_EXERCISE TASK:_ Return all of the entries word for word, but omit the pictures they contain.

_TASK INPUTS:_
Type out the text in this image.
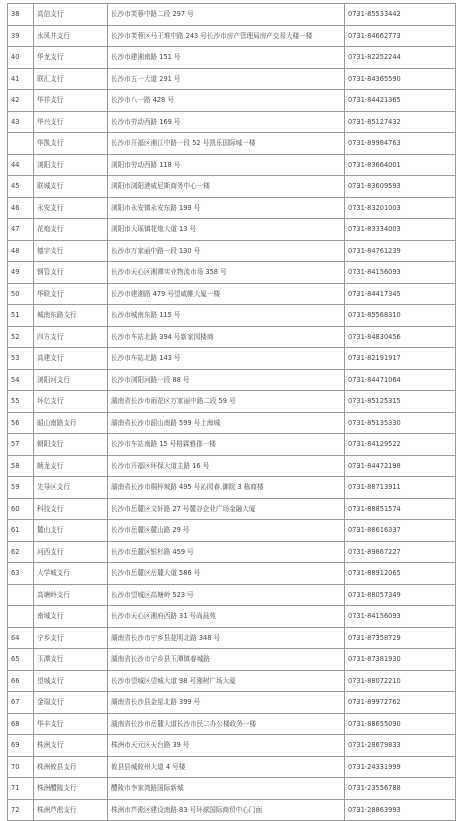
38	高信支行	长沙市芙蓉中路二段 297 号	0731-85533442
39	水风井支行	长沙市芙蓉区马王堆中路 243 号长沙市房产管理局房产交易大楼一楼	0731-84662773
40	华龙支行	长沙市建湘南路 151 号	0731-82252244
41	联汇支行	长沙市五一大道 291 号	0731-84365590
42	华祥支行	长沙市八一路 428 号	0731-84421365
43	华兴支行	长沙市劳动西路 169 号	0731-85127432
	华凯支行	长沙市开福区湘江中路一段 52 号凯乐国际城一楼	0731-89984763
44	浏阳支行	浏阳市劳动西路 118 号	0731-83664001
45	联城支行	浏阳市浏阳港威尼斯商务中心一楼	0731-83609593
46	永安支行	浏阳市永安镇永安东路 199 号	0731-83201003
47	花炮支行	浏阳市大瑶镇花炮大道 13 号	0731-83334003
48	德宇支行	长沙市万家丽中路一段 130 号	0731-84761239
49	钢管支行	长沙市天心区湘潭实业物流市场 358 号	0731-84156093
50	华联支行	长沙市建湘路 479 号望咸帷大厦一楼	0731-84417345
51	城南东路支行	长沙市城南东路 115 号	0731-85568310
52	四方支行	长沙市车站北路 394 号新家园楼商	0731-84830456
53	高建支行	长沙市车站北路 143 号	0731-82191917
54	浏阳河支行	长沙市浏阳河路一段 88 号	0731-84471064
55	环亿支行	湖南省长沙市雨花区万家丽中路二段 59 号	0731-85125315
56	韶山南路支行	湖南省长沙市韶山南路 599 号上海城	0731-85135330
57	朝阳支行	长沙市车站南路 15 号格霖雅郡一楼	0731-84129522
58	顺龙支行	长沙市开福区环保大道主路 16 号	0731-84472198
59	先导区支行	湖南省长沙市桐梓坡路 495 号沁园春.御院 3 栋商楼	0731-88713911
60	科技支行	长沙市岳麓区文轩路 27 号麓谷企业广场金融大厦	0731-88851574
61	麓山支行	长沙市岳麓区麓山路 29 号	0731-88616337
62	河西支行	长沙市岳麓区银杉路 459 号	0731-89867227
63	大学城支行	长沙市岳麓区岳麓大道 586 号	0731-88912065
	高塘岭支行	长沙市望城区高塘岭 523 号	0731-88057349
	南城支行	长沙市天心区湘府西路 31 号尚晨苑	0731-84156093
64	宁乡支行	湖南省长沙市宁乡县花明北路 348 号	0731-87358729
65	玉潭支行	湖南省长沙市宁乡县玉潭镇春城路	0731-87381930
66	望城支行	长沙市望城区望城大道 98 号湘树广场大厦	0731-88072210
67	金瑞支行	湖南省长沙县金星北路 399 号	0731-89972762
68	华丰支行	湖南省长沙市岳麓大道长沙市民二办公楼政务一楼	0731-88655090
69	株洲支行	株洲市天元区天台路 39 号	0731-28679833
70	株洲攸县支行	攸县县城攸州大道 4 号楼	0731-24331999
71	株洲醴陵支行	醴陵市李家湾路国际新城	0731-23556788
72	株洲芦淞支行	株洲市芦淞区建设南路 83 号环球国际商贸中心门面	0731-28863993
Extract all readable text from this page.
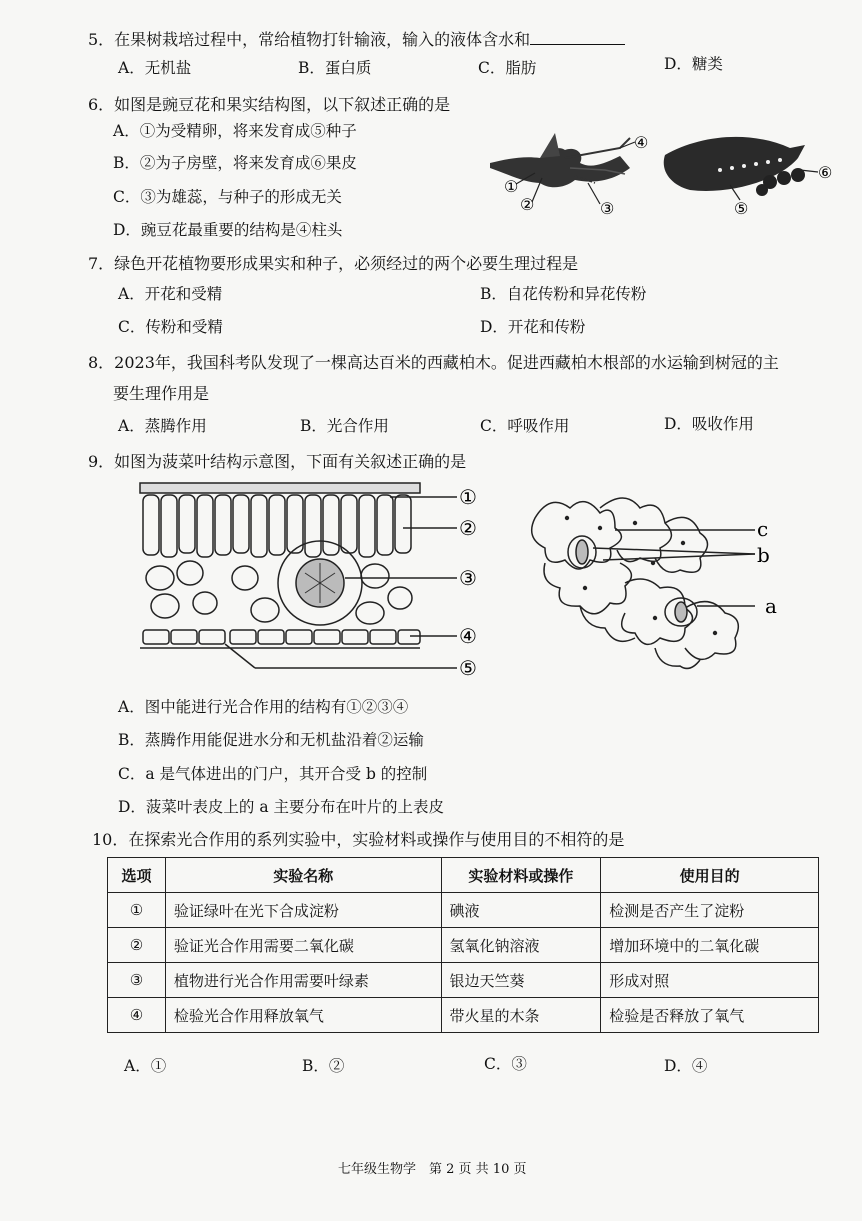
5．在果树栽培过程中，常给植物打针输液，输入的液体含水和
A．无机盐	B．蛋白质	C．脂肪	D．糖类
6．如图是豌豆花和果实结构图，以下叙述正确的是
A．①为受精卵，将来发育成⑤种子
B．②为子房壁，将来发育成⑥果皮
C．③为雄蕊，与种子的形成无关
D．豌豆花最重要的结构是④柱头
①
②	③
④
⑥
⑤
7．绿色开花植物要形成果实和种子，必须经过的两个必要生理过程是
A．开花和受精	B．自花传粉和异花传粉
C．传粉和受精	D．开花和传粉
8．2023年，我国科考队发现了一棵高达百米的西藏柏木。促进西藏柏木根部的水运输到树冠的主
要生理作用是
A．蒸腾作用	B．光合作用	C．呼吸作用	D．吸收作用
9．如图为菠菜叶结构示意图，下面有关叙述正确的是
①
②
③
④
⑤
c
b
a
A．图中能进行光合作用的结构有①②③④
B．蒸腾作用能促进水分和无机盐沿着②运输
C．a 是气体进出的门户，其开合受 b 的控制
D．菠菜叶表皮上的 a 主要分布在叶片的上表皮
10．在探索光合作用的系列实验中，实验材料或操作与使用目的不相符的是
选项	实验名称	实验材料或操作	使用目的
①	验证绿叶在光下合成淀粉	碘液	检测是否产生了淀粉
②	验证光合作用需要二氧化碳	氢氧化钠溶液	增加环境中的二氧化碳
③	植物进行光合作用需要叶绿素	银边天竺葵	形成对照
④	检验光合作用释放氧气	带火星的木条	检验是否释放了氧气
A．①	B．②	C．③	D．④
七年级生物学　第 2 页 共 10 页
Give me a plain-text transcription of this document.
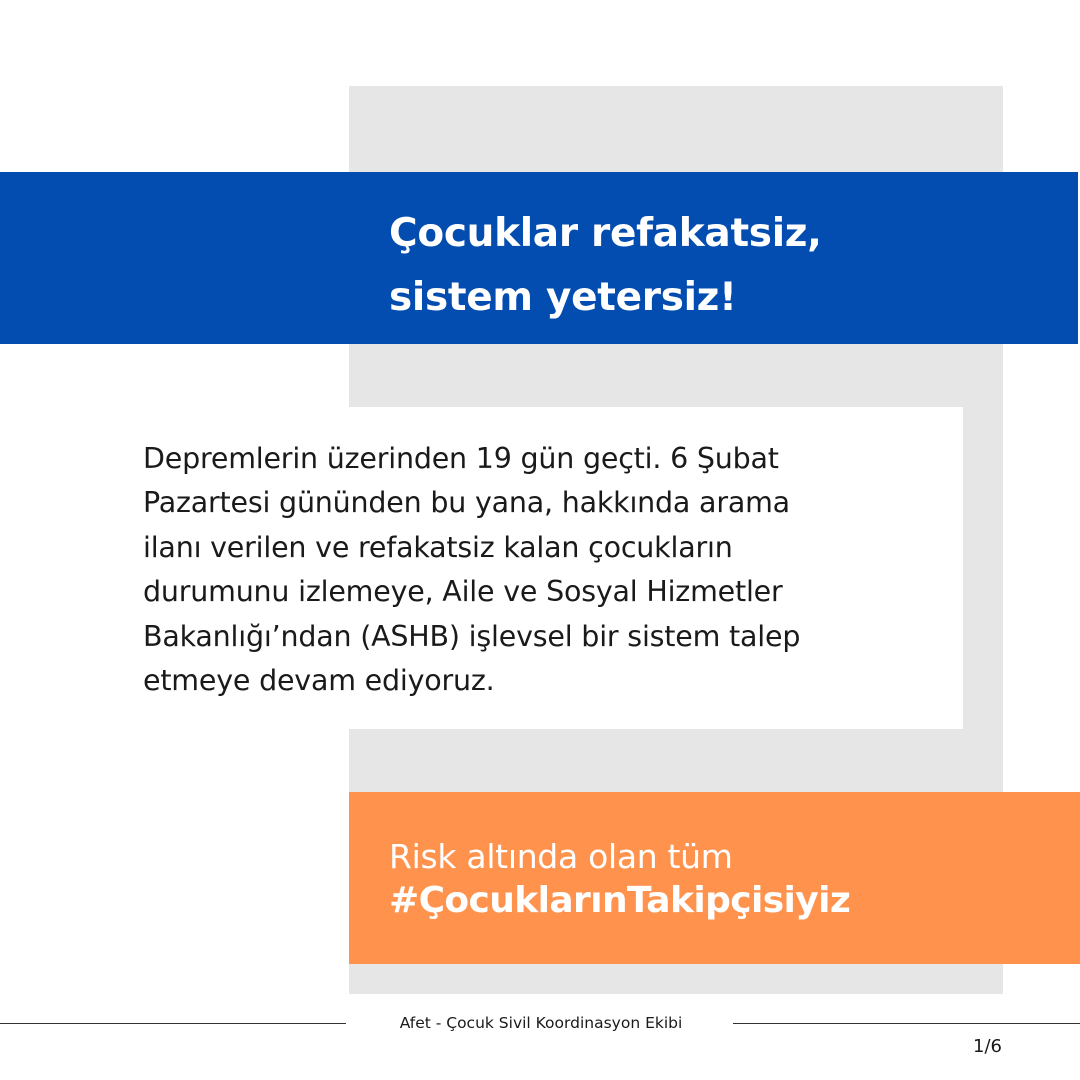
Çocuklar refakatsiz,
sistem yetersiz!

Depremlerin üzerinden 19 gün geçti. 6 Şubat
Pazartesi gününden bu yana, hakkında arama
ilanı verilen ve refakatsiz kalan çocukların
durumunu izlemeye, Aile ve Sosyal Hizmetler
Bakanlığı’ndan (ASHB) işlevsel bir sistem talep
etmeye devam ediyoruz.

Risk altında olan tüm

#ÇocuklarınTakipçisiyiz

Afet - Çocuk Sivil Koordinasyon Ekibi

1/6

_RESPONSE TO THIS EXERCISE:_
Type out the text in this image.
38	高信支行	长沙市芙蓉中路二段 297 号	0731-85533442
39	水风井支行	长沙市芙蓉区马王堆中路 243 号长沙市房产管理局房产交易大楼一楼	0731-84662773
40	华龙支行	长沙市建湘南路 151 号	0731-82252244
41	联汇支行	长沙市五一大道 291 号	0731-84365590
42	华祥支行	长沙市八一路 428 号	0731-84421365
43	华兴支行	长沙市劳动西路 169 号	0731-85127432
	华凯支行	长沙市开福区湘江中路一段 52 号凯乐国际城一楼	0731-89984763
44	浏阳支行	浏阳市劳动西路 118 号	0731-83664001
45	联城支行	浏阳市浏阳港威尼斯商务中心一楼	0731-83609593
46	永安支行	浏阳市永安镇永安东路 199 号	0731-83201003
47	花炮支行	浏阳市大瑶镇花炮大道 13 号	0731-83334003
48	德宇支行	长沙市万家丽中路一段 130 号	0731-84761239
49	钢管支行	长沙市天心区湘潭实业物流市场 358 号	0731-84156093
50	华联支行	长沙市建湘路 479 号望咸帷大厦一楼	0731-84417345
51	城南东路支行	长沙市城南东路 115 号	0731-85568310
52	四方支行	长沙市车站北路 394 号新家园楼商	0731-84830456
53	高建支行	长沙市车站北路 143 号	0731-82191917
54	浏阳河支行	长沙市浏阳河路一段 88 号	0731-84471064
55	环亿支行	湖南省长沙市雨花区万家丽中路二段 59 号	0731-85125315
56	韶山南路支行	湖南省长沙市韶山南路 599 号上海城	0731-85135330
57	朝阳支行	长沙市车站南路 15 号格霖雅郡一楼	0731-84129522
58	顺龙支行	长沙市开福区环保大道主路 16 号	0731-84472198
59	先导区支行	湖南省长沙市桐梓坡路 495 号沁园春.御院 3 栋商楼	0731-88713911
60	科技支行	长沙市岳麓区文轩路 27 号麓谷企业广场金融大厦	0731-88851574
61	麓山支行	长沙市岳麓区麓山路 29 号	0731-88616337
62	河西支行	长沙市岳麓区银杉路 459 号	0731-89867227
63	大学城支行	长沙市岳麓区岳麓大道 586 号	0731-88912065
	高塘岭支行	长沙市望城区高塘岭 523 号	0731-88057349
	南城支行	长沙市天心区湘府西路 31 号尚晨苑	0731-84156093
64	宁乡支行	湖南省长沙市宁乡县花明北路 348 号	0731-87358729
65	玉潭支行	湖南省长沙市宁乡县玉潭镇春城路	0731-87381930
66	望城支行	长沙市望城区望城大道 98 号湘树广场大厦	0731-88072210
67	金瑞支行	湖南省长沙县金星北路 399 号	0731-89972762
68	华丰支行	湖南省长沙市岳麓大道长沙市民二办公楼政务一楼	0731-88655090
69	株洲支行	株洲市天元区天台路 39 号	0731-28679833
70	株洲攸县支行	攸县县城攸州大道 4 号楼	0731-24331999
71	株洲醴陵支行	醴陵市李家湾路国际新城	0731-23556788
72	株洲芦淞支行	株洲市芦淞区建设南路 83 号环球国际商贸中心门面	0731-28863993
Extract all readable text from this page.
5．在果树栽培过程中，常给植物打针输液，输入的液体含水和
A．无机盐	B．蛋白质	C．脂肪	D．糖类
6．如图是豌豆花和果实结构图，以下叙述正确的是
A．①为受精卵，将来发育成⑤种子
B．②为子房壁，将来发育成⑥果皮
C．③为雄蕊，与种子的形成无关
D．豌豆花最重要的结构是④柱头
①
②	③
④
⑥
⑤
7．绿色开花植物要形成果实和种子，必须经过的两个必要生理过程是
A．开花和受精	B．自花传粉和异花传粉
C．传粉和受精	D．开花和传粉
8．2023年，我国科考队发现了一棵高达百米的西藏柏木。促进西藏柏木根部的水运输到树冠的主
要生理作用是
A．蒸腾作用	B．光合作用	C．呼吸作用	D．吸收作用
9．如图为菠菜叶结构示意图，下面有关叙述正确的是
①
②
③
④
⑤
c
b
a
A．图中能进行光合作用的结构有①②③④
B．蒸腾作用能促进水分和无机盐沿着②运输
C．a 是气体进出的门户，其开合受 b 的控制
D．菠菜叶表皮上的 a 主要分布在叶片的上表皮
10．在探索光合作用的系列实验中，实验材料或操作与使用目的不相符的是
选项	实验名称	实验材料或操作	使用目的
①	验证绿叶在光下合成淀粉	碘液	检测是否产生了淀粉
②	验证光合作用需要二氧化碳	氢氧化钠溶液	增加环境中的二氧化碳
③	植物进行光合作用需要叶绿素	银边天竺葵	形成对照
④	检验光合作用释放氧气	带火星的木条	检验是否释放了氧气
A．①	B．②	C．③	D．④
七年级生物学　第 2 页 共 10 页
Give me a plain-text transcription of this document.
Çocuklar refakatsiz,
sistem yetersiz!

Depremlerin üzerinden 19 gün geçti. 6 Şubat
Pazartesi gününden bu yana, hakkında arama
ilanı verilen ve refakatsiz kalan çocukların
durumunu izlemeye, Aile ve Sosyal Hizmetler
Bakanlığı’ndan (ASHB) işlevsel bir sistem talep
etmeye devam ediyoruz.

Risk altında olan tüm

#ÇocuklarınTakipçisiyiz

Afet - Çocuk Sivil Koordinasyon Ekibi

1/6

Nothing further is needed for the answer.